What the task requires: Output an exact reproduction of the data.

╭─ Material supplied

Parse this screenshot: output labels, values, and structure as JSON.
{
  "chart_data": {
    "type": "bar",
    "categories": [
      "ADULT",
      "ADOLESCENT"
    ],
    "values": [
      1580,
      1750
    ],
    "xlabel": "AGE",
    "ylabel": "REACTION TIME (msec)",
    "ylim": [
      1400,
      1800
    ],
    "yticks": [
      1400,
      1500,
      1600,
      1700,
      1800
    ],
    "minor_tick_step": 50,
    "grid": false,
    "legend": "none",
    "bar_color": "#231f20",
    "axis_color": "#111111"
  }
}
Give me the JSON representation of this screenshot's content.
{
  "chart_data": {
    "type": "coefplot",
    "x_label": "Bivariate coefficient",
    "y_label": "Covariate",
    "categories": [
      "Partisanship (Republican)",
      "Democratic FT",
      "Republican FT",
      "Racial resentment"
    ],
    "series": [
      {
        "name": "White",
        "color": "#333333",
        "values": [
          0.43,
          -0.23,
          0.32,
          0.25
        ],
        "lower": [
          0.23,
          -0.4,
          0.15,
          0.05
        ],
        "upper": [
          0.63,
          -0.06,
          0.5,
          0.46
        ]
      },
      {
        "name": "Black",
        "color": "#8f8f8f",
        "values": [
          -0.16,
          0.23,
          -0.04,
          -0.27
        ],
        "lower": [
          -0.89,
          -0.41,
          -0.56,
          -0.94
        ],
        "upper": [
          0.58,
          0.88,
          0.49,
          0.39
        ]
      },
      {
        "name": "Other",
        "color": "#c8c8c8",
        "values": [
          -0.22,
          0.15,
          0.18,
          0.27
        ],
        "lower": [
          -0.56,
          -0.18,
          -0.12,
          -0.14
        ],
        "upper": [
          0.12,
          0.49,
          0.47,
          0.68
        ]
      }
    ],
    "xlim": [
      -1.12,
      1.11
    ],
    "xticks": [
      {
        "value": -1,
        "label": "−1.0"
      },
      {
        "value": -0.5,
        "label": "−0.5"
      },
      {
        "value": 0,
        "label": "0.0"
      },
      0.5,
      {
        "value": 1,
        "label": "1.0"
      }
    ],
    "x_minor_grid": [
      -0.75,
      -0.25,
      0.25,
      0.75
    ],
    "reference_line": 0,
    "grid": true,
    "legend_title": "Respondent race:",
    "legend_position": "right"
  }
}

╰─

Output:
Parse this screenshot: output labels, values, and structure as JSON.
{
  "chart_data": {
    "type": "bar",
    "categories": [
      "ADULT",
      "ADOLESCENT"
    ],
    "values": [
      1580,
      1750
    ],
    "xlabel": "AGE",
    "ylabel": "REACTION TIME (msec)",
    "ylim": [
      1400,
      1800
    ],
    "yticks": [
      1400,
      1500,
      1600,
      1700,
      1800
    ],
    "minor_tick_step": 50,
    "grid": false,
    "legend": "none",
    "bar_color": "#231f20",
    "axis_color": "#111111"
  }
}
Give me the JSON representation of this screenshot's content.
{
  "chart_data": {
    "type": "coefplot",
    "x_label": "Bivariate coefficient",
    "y_label": "Covariate",
    "categories": [
      "Partisanship (Republican)",
      "Democratic FT",
      "Republican FT",
      "Racial resentment"
    ],
    "series": [
      {
        "name": "White",
        "color": "#333333",
        "values": [
          0.43,
          -0.23,
          0.32,
          0.25
        ],
        "lower": [
          0.23,
          -0.4,
          0.15,
          0.05
        ],
        "upper": [
          0.63,
          -0.06,
          0.5,
          0.46
        ]
      },
      {
        "name": "Black",
        "color": "#8f8f8f",
        "values": [
          -0.16,
          0.23,
          -0.04,
          -0.27
        ],
        "lower": [
          -0.89,
          -0.41,
          -0.56,
          -0.94
        ],
        "upper": [
          0.58,
          0.88,
          0.49,
          0.39
        ]
      },
      {
        "name": "Other",
        "color": "#c8c8c8",
        "values": [
          -0.22,
          0.15,
          0.18,
          0.27
        ],
        "lower": [
          -0.56,
          -0.18,
          -0.12,
          -0.14
        ],
        "upper": [
          0.12,
          0.49,
          0.47,
          0.68
        ]
      }
    ],
    "xlim": [
      -1.12,
      1.11
    ],
    "xticks": [
      {
        "value": -1,
        "label": "−1.0"
      },
      {
        "value": -0.5,
        "label": "−0.5"
      },
      {
        "value": 0,
        "label": "0.0"
      },
      0.5,
      {
        "value": 1,
        "label": "1.0"
      }
    ],
    "x_minor_grid": [
      -0.75,
      -0.25,
      0.25,
      0.75
    ],
    "reference_line": 0,
    "grid": true,
    "legend_title": "Respondent race:",
    "legend_position": "right"
  }
}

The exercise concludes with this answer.